[Start EXTRACTED RECORDS]

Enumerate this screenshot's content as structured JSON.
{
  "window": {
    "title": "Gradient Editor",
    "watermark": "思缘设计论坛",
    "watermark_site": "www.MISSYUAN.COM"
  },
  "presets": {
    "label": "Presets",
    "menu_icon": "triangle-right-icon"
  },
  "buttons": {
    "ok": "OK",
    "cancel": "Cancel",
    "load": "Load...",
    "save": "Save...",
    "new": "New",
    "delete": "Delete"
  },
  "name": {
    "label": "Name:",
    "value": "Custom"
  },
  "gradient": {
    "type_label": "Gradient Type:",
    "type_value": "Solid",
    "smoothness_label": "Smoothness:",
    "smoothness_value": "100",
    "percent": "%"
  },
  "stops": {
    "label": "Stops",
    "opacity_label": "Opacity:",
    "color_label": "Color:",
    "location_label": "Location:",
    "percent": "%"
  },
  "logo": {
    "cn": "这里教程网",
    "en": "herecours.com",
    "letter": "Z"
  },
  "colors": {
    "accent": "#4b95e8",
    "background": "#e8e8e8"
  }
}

[End EXTRACTED RECORDS]
[Start EXTRACTED RECORDS]

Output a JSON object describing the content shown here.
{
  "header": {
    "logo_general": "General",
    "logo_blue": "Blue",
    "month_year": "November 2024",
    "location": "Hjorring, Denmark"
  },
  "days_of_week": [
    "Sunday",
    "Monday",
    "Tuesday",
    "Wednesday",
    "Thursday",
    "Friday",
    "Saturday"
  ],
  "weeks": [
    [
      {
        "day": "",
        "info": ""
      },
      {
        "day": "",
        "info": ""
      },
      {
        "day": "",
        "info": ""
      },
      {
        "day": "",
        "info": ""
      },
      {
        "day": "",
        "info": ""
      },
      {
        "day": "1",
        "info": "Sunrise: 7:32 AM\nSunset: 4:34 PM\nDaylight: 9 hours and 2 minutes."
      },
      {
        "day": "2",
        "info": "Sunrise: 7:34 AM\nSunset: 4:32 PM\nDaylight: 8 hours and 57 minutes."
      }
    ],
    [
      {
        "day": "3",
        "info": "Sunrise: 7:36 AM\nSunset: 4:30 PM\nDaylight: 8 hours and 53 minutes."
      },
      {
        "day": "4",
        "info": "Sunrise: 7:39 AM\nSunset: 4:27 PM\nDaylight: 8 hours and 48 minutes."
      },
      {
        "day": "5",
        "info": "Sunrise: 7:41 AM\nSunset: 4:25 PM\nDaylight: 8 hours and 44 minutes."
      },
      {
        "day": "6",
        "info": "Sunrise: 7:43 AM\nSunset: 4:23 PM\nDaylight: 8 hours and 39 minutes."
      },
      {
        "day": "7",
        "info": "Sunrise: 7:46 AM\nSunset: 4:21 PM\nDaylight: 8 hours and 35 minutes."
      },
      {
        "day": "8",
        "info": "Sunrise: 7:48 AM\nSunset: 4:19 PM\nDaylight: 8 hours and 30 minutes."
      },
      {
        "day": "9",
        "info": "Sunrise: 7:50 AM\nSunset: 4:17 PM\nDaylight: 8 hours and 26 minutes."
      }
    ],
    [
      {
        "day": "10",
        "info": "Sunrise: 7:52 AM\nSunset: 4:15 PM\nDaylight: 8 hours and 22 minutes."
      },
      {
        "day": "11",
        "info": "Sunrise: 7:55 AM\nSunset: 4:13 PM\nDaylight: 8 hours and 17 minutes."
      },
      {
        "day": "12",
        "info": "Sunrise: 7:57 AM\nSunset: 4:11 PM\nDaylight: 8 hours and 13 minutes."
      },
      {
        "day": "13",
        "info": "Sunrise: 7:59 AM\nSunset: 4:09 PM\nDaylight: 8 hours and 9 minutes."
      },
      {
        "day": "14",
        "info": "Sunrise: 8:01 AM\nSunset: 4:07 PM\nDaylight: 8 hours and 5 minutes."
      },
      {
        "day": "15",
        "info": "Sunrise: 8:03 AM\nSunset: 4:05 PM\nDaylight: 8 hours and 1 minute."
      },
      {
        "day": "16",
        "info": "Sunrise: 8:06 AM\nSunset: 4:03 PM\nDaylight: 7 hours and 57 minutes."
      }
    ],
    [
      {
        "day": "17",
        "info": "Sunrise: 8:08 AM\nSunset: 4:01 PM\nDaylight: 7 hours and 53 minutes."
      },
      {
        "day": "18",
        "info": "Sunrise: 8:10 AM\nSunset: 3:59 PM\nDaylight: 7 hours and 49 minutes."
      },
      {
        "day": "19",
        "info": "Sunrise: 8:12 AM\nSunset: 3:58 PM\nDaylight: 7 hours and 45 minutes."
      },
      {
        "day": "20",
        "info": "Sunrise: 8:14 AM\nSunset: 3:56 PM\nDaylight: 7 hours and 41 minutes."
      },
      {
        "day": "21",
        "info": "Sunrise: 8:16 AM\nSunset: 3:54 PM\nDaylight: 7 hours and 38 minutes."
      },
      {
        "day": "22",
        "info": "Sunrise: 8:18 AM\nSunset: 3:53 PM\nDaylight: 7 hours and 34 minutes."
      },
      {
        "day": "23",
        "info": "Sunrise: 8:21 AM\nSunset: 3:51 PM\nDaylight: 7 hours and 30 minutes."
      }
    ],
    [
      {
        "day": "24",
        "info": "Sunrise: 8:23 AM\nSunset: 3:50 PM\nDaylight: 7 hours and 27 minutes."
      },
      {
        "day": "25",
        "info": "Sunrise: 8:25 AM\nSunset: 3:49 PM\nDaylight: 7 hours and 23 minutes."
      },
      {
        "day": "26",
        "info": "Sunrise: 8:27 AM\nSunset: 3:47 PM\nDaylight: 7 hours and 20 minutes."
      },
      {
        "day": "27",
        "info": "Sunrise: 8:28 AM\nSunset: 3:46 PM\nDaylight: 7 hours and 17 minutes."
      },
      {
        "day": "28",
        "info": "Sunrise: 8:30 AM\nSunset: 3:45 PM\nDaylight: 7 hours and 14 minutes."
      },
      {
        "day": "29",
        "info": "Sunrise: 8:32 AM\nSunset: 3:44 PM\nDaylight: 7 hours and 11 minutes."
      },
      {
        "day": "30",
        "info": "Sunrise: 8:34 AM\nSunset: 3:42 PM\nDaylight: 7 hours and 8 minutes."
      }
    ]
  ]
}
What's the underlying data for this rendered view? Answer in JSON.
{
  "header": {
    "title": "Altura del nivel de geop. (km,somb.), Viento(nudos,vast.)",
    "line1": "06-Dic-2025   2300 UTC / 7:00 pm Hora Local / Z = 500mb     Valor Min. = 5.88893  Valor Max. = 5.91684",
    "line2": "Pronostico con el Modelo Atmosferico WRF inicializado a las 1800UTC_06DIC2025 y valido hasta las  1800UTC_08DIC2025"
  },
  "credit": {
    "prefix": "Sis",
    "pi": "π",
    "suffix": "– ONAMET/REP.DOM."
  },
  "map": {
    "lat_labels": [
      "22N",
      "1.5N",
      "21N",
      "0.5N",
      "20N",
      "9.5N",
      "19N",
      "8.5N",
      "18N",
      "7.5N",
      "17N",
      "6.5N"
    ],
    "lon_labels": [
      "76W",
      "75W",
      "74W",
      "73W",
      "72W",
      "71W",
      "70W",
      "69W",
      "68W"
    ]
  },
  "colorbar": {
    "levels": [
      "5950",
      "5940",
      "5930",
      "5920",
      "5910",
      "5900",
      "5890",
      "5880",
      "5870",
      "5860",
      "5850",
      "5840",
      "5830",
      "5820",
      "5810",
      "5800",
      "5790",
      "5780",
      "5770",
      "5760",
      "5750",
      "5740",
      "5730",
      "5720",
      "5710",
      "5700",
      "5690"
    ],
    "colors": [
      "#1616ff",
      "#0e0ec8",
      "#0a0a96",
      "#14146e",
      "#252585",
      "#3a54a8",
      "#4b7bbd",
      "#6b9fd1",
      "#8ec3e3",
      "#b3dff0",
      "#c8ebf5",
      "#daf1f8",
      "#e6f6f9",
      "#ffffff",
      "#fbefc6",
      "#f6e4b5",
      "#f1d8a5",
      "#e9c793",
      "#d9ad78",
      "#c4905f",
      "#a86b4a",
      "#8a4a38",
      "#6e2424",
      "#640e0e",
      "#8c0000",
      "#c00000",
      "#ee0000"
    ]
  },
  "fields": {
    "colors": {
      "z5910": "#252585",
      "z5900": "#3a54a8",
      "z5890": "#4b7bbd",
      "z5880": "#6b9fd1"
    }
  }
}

[End EXTRACTED RECORDS]

● TO DO:
Examine the listing and say how many of its lines contain the string "title". Give the number alone.

● TASK ANSWER:
2